Dissidence de plus de 300 prêtres
En réponse au message vidéo du pape, plus de 300 prêtres de l'archidiocèse d'Ernakulam ont tenu une réunion d'urgence le 13 décembre et ont exigé qu'une "enquête approfondie soit menée sur le contenu du message vidéo du pape François".

Dans une déclaration à la presse, ils ont affirmé que M. Thazhath, qui avait été relevé de ses fonctions d'administrateur apostolique quelques jours auparavant, était responsable du message vidéo du pape.

"La source du message vidéo, qui est rempli d'erreurs factuelles et d'ambiguïtés, est un sous-produit de l'archevêque Andrews Thazhath et du Dicastère pour les Églises orientales, qui oblige le pape à chanter à leur diapason sans vérifier les faits", affirme la déclaration publiée par le Conseil de protection de l'archidiocèse (APC).

--- --- ---

> Tâche donnée
Reprenez le passage de l'extrait sur la dissidence des prêtres qui commence aux mots « Dissidence de plus » et s'arrête après « de l'archidiocèse (APC). », en substituant « message filmé » à « message vidéo ». Appuyez-vous uniquement sur l'extrait.

Annotations des éléments de la page:
--- --- ---

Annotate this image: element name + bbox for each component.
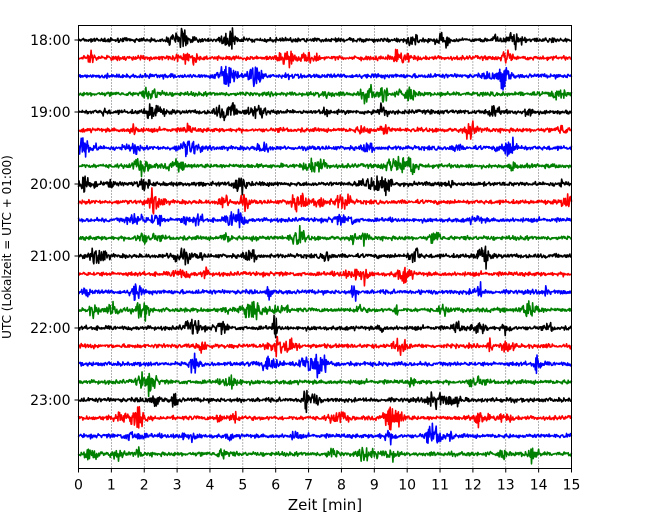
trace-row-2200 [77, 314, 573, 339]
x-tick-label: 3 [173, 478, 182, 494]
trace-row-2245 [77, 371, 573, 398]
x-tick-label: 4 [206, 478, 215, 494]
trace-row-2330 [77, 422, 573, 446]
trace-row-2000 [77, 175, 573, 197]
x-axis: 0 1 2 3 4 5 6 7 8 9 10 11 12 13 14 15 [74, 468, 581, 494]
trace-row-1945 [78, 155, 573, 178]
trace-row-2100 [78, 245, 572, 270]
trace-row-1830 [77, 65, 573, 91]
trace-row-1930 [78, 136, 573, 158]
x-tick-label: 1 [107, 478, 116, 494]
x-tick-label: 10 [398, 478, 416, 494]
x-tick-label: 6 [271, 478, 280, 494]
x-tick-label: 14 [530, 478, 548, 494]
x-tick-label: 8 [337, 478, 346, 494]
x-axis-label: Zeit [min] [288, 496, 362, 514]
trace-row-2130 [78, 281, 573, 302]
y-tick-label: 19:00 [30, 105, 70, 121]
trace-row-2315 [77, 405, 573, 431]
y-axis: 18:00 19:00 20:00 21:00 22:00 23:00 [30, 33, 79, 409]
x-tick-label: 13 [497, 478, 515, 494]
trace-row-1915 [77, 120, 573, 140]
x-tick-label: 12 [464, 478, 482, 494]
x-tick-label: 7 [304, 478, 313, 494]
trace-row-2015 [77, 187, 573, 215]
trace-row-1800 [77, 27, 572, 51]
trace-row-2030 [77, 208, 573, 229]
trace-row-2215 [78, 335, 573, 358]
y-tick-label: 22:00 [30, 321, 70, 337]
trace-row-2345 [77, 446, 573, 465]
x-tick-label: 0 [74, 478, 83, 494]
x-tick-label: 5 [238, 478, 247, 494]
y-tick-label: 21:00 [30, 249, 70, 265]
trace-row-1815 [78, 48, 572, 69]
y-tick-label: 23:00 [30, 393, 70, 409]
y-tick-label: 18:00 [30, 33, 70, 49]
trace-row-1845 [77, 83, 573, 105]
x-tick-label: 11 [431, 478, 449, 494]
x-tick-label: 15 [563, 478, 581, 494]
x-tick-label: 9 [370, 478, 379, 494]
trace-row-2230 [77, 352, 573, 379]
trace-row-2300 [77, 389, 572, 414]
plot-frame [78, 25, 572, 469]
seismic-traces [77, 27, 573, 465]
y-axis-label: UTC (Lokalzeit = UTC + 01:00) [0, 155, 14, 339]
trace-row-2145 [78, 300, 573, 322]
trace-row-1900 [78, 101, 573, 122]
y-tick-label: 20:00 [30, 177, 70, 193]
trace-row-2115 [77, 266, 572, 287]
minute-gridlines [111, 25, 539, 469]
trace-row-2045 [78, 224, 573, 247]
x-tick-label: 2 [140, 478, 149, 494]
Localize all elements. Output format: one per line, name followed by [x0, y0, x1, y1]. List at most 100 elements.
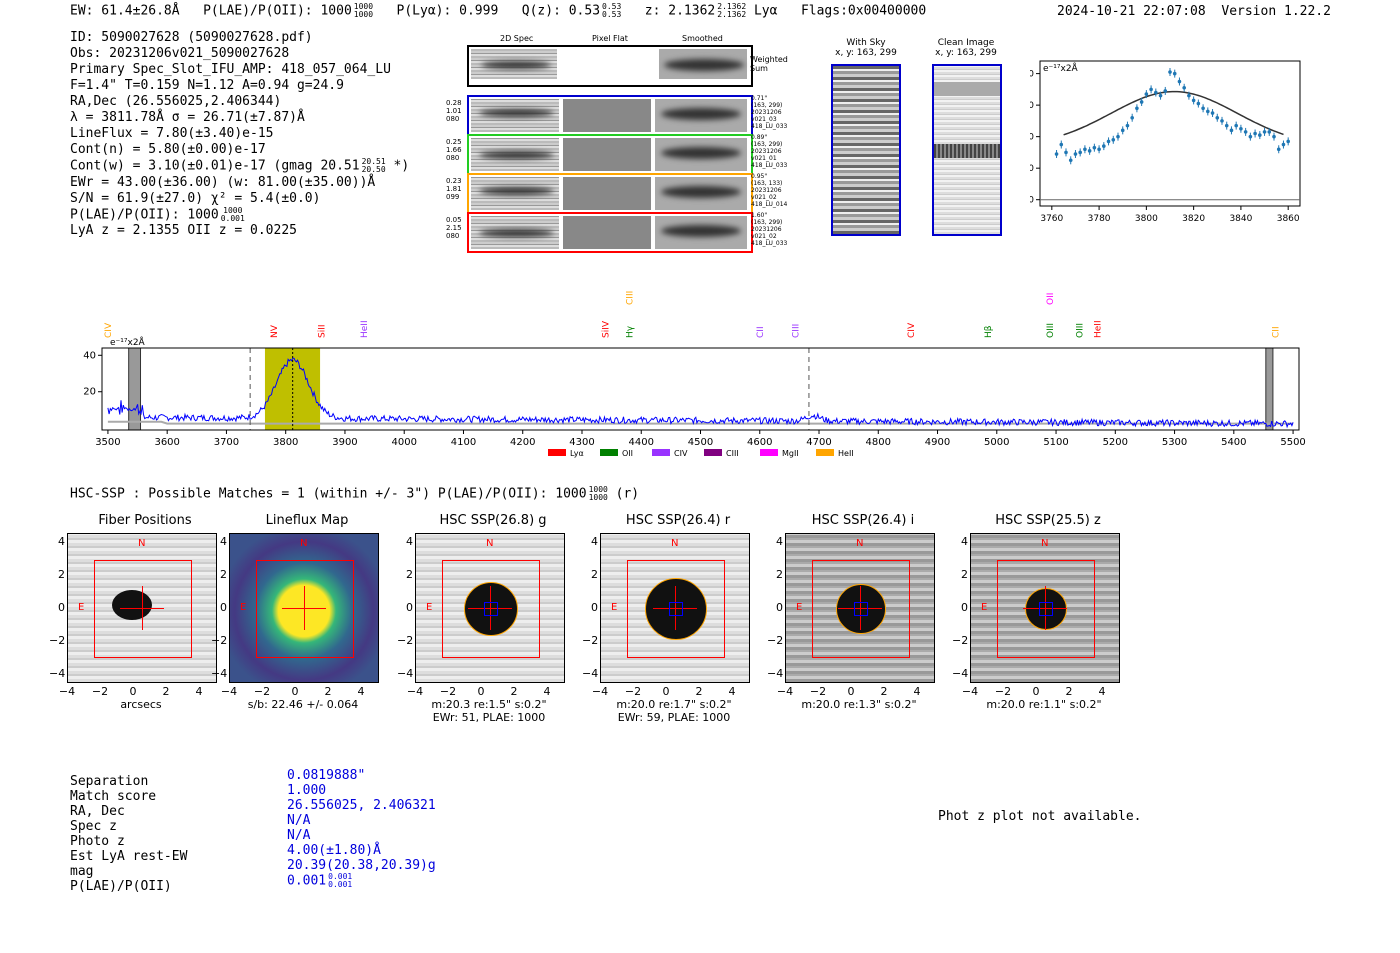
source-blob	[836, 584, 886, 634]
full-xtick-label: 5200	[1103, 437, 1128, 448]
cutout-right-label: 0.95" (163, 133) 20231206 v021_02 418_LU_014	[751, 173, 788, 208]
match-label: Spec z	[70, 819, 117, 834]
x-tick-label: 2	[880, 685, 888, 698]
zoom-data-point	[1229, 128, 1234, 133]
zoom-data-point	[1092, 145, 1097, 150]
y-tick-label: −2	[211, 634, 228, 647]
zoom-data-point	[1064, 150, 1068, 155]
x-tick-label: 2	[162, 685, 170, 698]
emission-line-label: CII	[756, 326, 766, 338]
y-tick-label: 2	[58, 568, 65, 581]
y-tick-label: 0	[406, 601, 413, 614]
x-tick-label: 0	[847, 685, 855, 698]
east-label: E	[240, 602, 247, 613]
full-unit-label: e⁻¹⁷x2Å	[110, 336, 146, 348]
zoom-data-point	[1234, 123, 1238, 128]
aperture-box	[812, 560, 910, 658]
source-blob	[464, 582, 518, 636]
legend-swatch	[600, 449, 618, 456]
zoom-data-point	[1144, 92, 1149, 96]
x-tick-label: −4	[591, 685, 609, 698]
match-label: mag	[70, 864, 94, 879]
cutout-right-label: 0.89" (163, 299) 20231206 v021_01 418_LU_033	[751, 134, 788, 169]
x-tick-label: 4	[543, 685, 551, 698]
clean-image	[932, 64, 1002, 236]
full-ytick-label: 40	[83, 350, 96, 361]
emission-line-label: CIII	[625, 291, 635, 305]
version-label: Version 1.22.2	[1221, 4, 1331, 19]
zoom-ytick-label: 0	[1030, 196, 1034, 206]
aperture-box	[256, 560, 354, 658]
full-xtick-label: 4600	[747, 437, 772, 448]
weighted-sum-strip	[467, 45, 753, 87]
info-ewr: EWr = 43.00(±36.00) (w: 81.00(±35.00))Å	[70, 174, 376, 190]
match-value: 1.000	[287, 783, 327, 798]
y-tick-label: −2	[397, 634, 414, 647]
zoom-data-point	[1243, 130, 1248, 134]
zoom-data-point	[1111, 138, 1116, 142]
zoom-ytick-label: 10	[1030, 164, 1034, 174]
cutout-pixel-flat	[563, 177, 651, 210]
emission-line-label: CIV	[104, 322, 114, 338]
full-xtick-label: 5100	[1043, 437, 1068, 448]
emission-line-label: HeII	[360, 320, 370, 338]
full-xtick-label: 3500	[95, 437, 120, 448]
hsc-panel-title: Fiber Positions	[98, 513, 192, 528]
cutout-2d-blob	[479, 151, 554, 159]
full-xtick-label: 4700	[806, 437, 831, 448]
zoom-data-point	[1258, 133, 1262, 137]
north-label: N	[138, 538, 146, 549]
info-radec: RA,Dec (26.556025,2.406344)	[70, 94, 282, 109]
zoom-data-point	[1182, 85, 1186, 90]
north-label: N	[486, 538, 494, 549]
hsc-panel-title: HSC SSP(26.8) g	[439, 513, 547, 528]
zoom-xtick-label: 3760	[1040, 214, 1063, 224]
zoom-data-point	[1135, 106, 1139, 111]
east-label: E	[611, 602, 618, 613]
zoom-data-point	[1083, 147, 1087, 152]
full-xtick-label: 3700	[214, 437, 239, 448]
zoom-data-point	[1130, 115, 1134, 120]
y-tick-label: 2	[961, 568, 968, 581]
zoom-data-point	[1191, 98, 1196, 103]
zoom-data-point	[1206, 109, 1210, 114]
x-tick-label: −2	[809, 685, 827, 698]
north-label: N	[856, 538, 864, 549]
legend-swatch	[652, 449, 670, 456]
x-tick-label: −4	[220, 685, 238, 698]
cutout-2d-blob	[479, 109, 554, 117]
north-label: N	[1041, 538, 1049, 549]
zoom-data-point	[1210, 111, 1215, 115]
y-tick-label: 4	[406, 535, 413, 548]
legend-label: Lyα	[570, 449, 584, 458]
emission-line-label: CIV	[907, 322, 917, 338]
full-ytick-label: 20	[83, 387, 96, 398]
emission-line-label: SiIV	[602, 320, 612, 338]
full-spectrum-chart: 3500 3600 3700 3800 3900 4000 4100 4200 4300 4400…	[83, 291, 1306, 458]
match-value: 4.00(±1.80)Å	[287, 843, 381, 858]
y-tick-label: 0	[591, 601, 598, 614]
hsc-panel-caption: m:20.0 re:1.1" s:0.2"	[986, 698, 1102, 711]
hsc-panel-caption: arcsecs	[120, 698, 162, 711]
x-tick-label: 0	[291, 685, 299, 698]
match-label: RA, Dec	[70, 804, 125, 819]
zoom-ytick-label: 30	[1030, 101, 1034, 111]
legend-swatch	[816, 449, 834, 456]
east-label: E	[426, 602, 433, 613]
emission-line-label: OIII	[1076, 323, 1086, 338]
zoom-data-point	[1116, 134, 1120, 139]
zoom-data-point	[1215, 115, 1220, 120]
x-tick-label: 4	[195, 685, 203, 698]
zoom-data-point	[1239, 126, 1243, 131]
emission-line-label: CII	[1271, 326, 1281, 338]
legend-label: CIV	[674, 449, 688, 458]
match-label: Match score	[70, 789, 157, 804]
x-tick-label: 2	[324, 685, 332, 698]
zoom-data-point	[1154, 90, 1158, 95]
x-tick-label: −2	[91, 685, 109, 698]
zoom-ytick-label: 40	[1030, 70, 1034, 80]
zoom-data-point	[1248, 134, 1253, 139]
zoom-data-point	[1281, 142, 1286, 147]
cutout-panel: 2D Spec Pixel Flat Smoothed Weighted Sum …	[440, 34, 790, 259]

--- --- ---

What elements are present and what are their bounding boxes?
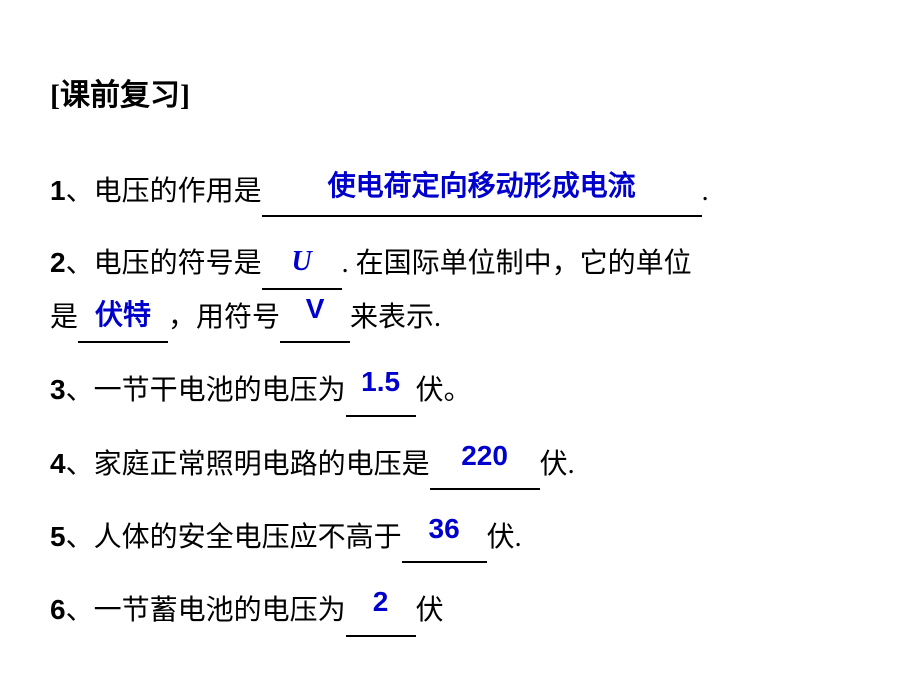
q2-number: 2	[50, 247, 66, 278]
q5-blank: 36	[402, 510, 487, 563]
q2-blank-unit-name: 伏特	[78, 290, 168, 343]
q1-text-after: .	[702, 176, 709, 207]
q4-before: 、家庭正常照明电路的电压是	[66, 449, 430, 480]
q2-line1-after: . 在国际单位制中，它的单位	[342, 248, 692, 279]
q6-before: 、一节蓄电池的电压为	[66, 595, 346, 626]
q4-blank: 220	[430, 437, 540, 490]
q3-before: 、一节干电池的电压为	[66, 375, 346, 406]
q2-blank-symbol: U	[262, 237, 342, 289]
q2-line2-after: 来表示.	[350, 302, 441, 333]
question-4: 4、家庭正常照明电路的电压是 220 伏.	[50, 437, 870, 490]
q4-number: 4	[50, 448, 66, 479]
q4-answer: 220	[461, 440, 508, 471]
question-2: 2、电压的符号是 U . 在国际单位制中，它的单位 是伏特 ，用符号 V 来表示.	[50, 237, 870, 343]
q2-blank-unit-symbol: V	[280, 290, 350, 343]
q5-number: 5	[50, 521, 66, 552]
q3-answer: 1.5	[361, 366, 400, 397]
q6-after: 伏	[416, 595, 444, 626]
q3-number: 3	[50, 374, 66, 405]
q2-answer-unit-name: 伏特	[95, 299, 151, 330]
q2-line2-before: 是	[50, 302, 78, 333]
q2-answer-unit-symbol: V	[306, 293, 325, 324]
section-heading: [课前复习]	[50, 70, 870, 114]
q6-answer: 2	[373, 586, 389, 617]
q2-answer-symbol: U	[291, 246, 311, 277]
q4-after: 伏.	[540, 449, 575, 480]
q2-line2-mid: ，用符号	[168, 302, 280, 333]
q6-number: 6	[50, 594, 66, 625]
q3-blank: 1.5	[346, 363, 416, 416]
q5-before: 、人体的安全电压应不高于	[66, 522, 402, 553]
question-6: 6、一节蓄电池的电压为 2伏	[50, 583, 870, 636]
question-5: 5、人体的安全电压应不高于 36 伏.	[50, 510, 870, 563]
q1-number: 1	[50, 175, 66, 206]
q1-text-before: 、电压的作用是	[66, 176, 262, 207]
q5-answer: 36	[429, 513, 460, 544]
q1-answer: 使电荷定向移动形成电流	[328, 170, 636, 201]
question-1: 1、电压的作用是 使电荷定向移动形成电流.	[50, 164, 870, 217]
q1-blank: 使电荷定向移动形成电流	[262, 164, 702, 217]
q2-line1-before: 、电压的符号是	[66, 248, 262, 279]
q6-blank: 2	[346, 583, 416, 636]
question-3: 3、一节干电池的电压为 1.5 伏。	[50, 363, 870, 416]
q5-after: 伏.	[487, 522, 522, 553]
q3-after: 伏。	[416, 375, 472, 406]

--- --- ---

> Tâche réalisée
Dissidence de plus de 300 prêtres
En réponse au message filmé du pape, plus de 300 prêtres de l'archidiocèse d'Ernakulam ont tenu une réunion d'urgence le 13 décembre et ont exigé qu'une "enquête approfondie soit menée sur le contenu du message filmé du pape François".

Dans une déclaration à la presse, ils ont affirmé que M. Thazhath, qui avait été relevé de ses fonctions d'administrateur apostolique quelques jours auparavant, était responsable du message filmé du pape.

"La source du message filmé, qui est rempli d'erreurs factuelles et d'ambiguïtés, est un sous-produit de l'archevêque Andrews Thazhath et du Dicastère pour les Églises orientales, qui oblige le pape à chanter à leur diapason sans vérifier les faits", affirme la déclaration publiée par le Conseil de protection de l'archidiocèse (APC).